Figure contents as structured data:

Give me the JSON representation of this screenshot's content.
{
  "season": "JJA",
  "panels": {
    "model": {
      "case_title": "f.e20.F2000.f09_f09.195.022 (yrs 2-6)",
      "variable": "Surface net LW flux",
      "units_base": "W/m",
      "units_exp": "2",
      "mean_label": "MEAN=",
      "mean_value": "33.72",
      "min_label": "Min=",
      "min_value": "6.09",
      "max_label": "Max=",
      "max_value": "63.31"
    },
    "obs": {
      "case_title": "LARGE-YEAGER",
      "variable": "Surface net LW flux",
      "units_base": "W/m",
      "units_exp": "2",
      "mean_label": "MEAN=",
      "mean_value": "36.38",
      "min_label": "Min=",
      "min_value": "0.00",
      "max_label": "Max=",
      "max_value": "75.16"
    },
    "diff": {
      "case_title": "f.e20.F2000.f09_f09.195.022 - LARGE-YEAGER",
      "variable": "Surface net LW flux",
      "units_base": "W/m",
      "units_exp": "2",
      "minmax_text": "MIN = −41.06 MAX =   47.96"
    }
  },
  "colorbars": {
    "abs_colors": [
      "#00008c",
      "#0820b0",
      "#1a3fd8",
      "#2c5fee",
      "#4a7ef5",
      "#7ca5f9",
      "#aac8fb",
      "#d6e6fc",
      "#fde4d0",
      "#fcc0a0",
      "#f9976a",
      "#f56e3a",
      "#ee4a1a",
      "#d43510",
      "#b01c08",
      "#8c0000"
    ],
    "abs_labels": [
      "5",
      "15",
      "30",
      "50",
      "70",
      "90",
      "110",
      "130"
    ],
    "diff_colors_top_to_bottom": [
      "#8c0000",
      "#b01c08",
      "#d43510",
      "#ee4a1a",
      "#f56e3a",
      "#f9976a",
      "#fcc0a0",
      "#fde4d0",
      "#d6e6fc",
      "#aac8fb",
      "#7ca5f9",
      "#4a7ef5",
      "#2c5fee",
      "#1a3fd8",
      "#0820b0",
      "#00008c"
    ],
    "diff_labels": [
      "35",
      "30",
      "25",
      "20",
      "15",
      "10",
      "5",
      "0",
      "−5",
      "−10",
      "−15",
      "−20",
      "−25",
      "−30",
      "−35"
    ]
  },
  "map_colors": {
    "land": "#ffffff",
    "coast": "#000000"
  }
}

— Task description —
Above are some records; repeat all of them exactly.

— Completed exercise —
Give me the JSON representation of this screenshot's content.
{
  "season": "JJA",
  "panels": {
    "model": {
      "case_title": "f.e20.F2000.f09_f09.195.022 (yrs 2-6)",
      "variable": "Surface net LW flux",
      "units_base": "W/m",
      "units_exp": "2",
      "mean_label": "MEAN=",
      "mean_value": "33.72",
      "min_label": "Min=",
      "min_value": "6.09",
      "max_label": "Max=",
      "max_value": "63.31"
    },
    "obs": {
      "case_title": "LARGE-YEAGER",
      "variable": "Surface net LW flux",
      "units_base": "W/m",
      "units_exp": "2",
      "mean_label": "MEAN=",
      "mean_value": "36.38",
      "min_label": "Min=",
      "min_value": "0.00",
      "max_label": "Max=",
      "max_value": "75.16"
    },
    "diff": {
      "case_title": "f.e20.F2000.f09_f09.195.022 - LARGE-YEAGER",
      "variable": "Surface net LW flux",
      "units_base": "W/m",
      "units_exp": "2",
      "minmax_text": "MIN = −41.06 MAX =   47.96"
    }
  },
  "colorbars": {
    "abs_colors": [
      "#00008c",
      "#0820b0",
      "#1a3fd8",
      "#2c5fee",
      "#4a7ef5",
      "#7ca5f9",
      "#aac8fb",
      "#d6e6fc",
      "#fde4d0",
      "#fcc0a0",
      "#f9976a",
      "#f56e3a",
      "#ee4a1a",
      "#d43510",
      "#b01c08",
      "#8c0000"
    ],
    "abs_labels": [
      "5",
      "15",
      "30",
      "50",
      "70",
      "90",
      "110",
      "130"
    ],
    "diff_colors_top_to_bottom": [
      "#8c0000",
      "#b01c08",
      "#d43510",
      "#ee4a1a",
      "#f56e3a",
      "#f9976a",
      "#fcc0a0",
      "#fde4d0",
      "#d6e6fc",
      "#aac8fb",
      "#7ca5f9",
      "#4a7ef5",
      "#2c5fee",
      "#1a3fd8",
      "#0820b0",
      "#00008c"
    ],
    "diff_labels": [
      "35",
      "30",
      "25",
      "20",
      "15",
      "10",
      "5",
      "0",
      "−5",
      "−10",
      "−15",
      "−20",
      "−25",
      "−30",
      "−35"
    ]
  },
  "map_colors": {
    "land": "#ffffff",
    "coast": "#000000"
  }
}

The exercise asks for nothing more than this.